TASK REQUIREMENTS:
Scan the lines below for the string "this" and copy every one that has it.

Stored dataset items:
__________
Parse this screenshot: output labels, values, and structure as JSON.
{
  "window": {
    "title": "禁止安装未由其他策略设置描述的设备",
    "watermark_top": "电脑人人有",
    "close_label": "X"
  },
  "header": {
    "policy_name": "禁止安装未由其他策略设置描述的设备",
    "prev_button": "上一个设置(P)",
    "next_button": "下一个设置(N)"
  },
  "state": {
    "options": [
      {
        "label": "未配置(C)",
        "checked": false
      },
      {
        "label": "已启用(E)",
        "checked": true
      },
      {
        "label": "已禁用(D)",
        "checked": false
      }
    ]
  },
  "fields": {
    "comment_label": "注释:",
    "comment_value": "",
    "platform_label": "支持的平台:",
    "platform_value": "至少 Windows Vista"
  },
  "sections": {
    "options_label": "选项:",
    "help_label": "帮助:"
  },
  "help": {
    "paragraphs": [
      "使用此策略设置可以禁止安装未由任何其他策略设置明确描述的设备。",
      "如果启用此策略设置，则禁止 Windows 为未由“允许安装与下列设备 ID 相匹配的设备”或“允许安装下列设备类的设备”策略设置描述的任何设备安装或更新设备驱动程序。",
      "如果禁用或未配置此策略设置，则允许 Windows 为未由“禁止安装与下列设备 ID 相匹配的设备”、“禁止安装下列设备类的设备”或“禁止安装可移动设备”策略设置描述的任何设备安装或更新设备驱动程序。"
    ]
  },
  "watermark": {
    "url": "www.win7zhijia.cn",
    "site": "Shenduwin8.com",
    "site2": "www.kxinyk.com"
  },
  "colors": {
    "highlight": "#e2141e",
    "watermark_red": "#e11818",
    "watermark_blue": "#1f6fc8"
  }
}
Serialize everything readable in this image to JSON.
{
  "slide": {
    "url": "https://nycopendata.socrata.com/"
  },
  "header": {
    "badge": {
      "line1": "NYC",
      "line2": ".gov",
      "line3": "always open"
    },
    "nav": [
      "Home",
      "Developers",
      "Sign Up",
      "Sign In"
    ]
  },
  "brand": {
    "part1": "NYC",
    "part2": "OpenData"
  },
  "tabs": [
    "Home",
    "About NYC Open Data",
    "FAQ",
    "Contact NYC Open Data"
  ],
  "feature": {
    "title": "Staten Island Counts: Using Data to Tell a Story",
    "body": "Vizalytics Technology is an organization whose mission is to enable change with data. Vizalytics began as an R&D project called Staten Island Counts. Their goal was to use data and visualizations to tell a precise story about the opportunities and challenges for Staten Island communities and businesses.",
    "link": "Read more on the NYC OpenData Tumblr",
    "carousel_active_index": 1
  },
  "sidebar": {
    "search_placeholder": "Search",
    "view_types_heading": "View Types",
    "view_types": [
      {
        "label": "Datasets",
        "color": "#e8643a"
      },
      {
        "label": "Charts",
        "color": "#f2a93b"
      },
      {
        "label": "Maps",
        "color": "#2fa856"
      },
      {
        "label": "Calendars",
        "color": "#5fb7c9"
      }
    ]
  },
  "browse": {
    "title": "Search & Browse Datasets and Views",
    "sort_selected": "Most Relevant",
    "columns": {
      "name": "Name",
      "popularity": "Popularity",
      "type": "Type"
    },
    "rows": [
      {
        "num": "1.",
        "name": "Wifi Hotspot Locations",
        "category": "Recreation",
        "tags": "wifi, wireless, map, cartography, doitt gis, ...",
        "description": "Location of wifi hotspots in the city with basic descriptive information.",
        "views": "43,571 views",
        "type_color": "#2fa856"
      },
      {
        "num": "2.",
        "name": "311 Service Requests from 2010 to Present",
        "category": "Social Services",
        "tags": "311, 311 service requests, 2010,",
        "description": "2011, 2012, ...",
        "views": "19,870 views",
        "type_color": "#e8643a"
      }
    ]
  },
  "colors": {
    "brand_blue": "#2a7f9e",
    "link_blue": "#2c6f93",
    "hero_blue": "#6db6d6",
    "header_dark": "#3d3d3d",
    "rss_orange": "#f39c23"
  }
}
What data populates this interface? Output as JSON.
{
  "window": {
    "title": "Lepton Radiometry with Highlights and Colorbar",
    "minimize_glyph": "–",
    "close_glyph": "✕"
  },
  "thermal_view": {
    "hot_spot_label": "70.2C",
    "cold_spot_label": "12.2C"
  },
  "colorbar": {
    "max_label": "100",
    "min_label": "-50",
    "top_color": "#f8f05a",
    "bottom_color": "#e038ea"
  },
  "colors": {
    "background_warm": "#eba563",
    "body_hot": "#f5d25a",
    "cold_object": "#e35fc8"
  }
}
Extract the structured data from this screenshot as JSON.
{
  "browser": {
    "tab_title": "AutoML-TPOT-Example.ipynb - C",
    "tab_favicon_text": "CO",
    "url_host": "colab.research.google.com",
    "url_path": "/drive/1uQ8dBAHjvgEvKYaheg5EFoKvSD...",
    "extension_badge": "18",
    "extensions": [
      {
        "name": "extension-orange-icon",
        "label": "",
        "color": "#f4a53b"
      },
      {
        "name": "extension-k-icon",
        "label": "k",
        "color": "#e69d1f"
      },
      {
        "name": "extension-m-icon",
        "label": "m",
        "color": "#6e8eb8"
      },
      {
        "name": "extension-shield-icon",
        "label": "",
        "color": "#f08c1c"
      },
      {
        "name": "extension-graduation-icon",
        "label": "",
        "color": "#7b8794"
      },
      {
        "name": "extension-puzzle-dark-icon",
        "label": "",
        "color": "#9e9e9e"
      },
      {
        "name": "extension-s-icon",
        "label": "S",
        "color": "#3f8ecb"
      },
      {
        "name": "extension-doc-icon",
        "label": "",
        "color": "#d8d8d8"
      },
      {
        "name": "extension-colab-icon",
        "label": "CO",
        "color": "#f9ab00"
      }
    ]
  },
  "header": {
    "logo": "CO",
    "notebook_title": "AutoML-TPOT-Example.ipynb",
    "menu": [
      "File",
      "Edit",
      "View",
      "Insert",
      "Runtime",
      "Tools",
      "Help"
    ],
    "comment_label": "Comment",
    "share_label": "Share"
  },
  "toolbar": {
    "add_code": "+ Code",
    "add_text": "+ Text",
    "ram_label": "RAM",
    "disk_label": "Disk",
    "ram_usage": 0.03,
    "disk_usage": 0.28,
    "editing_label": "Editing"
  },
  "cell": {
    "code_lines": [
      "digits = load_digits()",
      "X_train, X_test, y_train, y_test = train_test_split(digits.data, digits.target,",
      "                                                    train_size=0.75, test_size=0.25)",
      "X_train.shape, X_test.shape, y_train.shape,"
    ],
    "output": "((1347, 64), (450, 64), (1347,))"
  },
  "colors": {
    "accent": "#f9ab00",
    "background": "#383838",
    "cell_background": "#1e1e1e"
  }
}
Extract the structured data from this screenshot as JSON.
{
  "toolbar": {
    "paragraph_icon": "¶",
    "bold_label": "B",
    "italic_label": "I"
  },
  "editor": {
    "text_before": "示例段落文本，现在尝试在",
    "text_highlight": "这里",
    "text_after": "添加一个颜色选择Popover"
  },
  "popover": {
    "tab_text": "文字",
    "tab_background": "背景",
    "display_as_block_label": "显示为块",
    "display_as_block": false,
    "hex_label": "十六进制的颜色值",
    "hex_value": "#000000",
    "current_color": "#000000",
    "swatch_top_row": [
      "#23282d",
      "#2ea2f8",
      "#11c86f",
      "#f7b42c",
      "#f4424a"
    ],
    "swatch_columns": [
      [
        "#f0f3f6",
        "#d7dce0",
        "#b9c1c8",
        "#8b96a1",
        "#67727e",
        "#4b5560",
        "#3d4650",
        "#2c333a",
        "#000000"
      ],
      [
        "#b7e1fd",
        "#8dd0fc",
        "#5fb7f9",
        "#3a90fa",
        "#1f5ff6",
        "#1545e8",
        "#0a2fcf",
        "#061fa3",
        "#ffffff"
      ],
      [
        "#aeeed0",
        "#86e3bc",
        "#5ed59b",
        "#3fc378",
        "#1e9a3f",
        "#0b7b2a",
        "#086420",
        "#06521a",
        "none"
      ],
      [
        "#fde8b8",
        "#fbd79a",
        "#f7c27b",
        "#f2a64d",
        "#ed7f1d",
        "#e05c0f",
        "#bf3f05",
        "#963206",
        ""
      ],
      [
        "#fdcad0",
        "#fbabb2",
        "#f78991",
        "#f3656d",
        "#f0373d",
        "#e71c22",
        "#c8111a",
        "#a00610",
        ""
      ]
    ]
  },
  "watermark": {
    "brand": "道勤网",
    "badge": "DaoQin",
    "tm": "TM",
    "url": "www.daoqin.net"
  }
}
__________
ANSWER:
Parse this screenshot: output labels, values, and structure as JSON.
Serialize everything readable in this image to JSON.
What data populates this interface? Output as JSON.
Extract the structured data from this screenshot as JSON.
Extract the structured data from this screenshot as JSON.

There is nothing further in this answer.